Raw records
━━━━━━━━━━━━━━━━

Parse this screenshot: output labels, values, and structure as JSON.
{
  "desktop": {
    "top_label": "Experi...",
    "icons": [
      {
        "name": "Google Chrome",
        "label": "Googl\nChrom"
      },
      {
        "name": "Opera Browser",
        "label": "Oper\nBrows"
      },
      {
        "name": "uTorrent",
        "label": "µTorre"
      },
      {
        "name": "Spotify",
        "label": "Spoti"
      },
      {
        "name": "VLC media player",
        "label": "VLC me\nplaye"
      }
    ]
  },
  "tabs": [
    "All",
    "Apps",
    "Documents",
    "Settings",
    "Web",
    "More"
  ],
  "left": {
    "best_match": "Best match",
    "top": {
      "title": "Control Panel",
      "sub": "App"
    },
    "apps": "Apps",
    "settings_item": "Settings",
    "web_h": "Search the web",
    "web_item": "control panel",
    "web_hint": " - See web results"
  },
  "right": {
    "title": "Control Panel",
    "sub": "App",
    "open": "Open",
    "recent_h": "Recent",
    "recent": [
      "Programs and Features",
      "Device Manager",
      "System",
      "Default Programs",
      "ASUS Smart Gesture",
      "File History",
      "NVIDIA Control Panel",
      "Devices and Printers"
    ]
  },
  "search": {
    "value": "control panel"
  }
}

━━━━━━━━━━━━━━━━

#### [WHAT THE TASK REQUIRES]
Show each line of the data that contains the string "name".

#### [ANSWER]
        "name": "Google Chrome",
        "name": "Opera Browser",
        "name": "uTorrent",
        "name": "Spotify",
        "name": "VLC media player",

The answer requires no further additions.